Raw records
━━━
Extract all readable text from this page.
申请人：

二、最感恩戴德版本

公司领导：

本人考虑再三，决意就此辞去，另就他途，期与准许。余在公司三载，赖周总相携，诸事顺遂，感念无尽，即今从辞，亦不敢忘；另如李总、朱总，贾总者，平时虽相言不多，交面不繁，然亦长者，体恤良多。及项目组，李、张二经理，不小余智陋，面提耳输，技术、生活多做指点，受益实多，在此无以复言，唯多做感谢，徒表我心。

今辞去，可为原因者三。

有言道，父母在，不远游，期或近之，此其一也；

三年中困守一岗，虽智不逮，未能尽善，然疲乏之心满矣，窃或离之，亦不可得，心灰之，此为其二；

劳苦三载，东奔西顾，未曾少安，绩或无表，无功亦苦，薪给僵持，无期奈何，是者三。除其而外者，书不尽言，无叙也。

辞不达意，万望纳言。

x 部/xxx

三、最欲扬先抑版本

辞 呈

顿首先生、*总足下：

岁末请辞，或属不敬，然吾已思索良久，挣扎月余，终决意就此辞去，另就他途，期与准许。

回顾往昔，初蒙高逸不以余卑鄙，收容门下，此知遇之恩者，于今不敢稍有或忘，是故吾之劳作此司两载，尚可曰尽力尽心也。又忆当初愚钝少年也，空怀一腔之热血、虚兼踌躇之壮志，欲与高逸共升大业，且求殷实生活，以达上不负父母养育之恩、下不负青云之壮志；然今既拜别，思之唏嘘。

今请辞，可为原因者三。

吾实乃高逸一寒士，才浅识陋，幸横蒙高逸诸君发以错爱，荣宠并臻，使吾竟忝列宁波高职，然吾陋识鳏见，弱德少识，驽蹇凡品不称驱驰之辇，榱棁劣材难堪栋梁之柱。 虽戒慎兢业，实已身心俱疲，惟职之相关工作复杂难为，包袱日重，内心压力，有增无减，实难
━━━
• [WHAT YOU SHOULD DO]
Set down the material above again, word for word.

• [FINAL RESULT]
Extract all readable text from this page.
申请人：

二、最感恩戴德版本

公司领导：

本人考虑再三，决意就此辞去，另就他途，期与准许。余在公司三载，赖周总相携，诸事顺遂，感念无尽，即今从辞，亦不敢忘；另如李总、朱总，贾总者，平时虽相言不多，交面不繁，然亦长者，体恤良多。及项目组，李、张二经理，不小余智陋，面提耳输，技术、生活多做指点，受益实多，在此无以复言，唯多做感谢，徒表我心。

今辞去，可为原因者三。

有言道，父母在，不远游，期或近之，此其一也；

三年中困守一岗，虽智不逮，未能尽善，然疲乏之心满矣，窃或离之，亦不可得，心灰之，此为其二；

劳苦三载，东奔西顾，未曾少安，绩或无表，无功亦苦，薪给僵持，无期奈何，是者三。除其而外者，书不尽言，无叙也。

辞不达意，万望纳言。

x 部/xxx

三、最欲扬先抑版本

辞 呈

顿首先生、*总足下：

岁末请辞，或属不敬，然吾已思索良久，挣扎月余，终决意就此辞去，另就他途，期与准许。

回顾往昔，初蒙高逸不以余卑鄙，收容门下，此知遇之恩者，于今不敢稍有或忘，是故吾之劳作此司两载，尚可曰尽力尽心也。又忆当初愚钝少年也，空怀一腔之热血、虚兼踌躇之壮志，欲与高逸共升大业，且求殷实生活，以达上不负父母养育之恩、下不负青云之壮志；然今既拜别，思之唏嘘。

今请辞，可为原因者三。

吾实乃高逸一寒士，才浅识陋，幸横蒙高逸诸君发以错爱，荣宠并臻，使吾竟忝列宁波高职，然吾陋识鳏见，弱德少识，驽蹇凡品不称驱驰之辇，榱棁劣材难堪栋梁之柱。 虽戒慎兢业，实已身心俱疲，惟职之相关工作复杂难为，包袱日重，内心压力，有增无减，实难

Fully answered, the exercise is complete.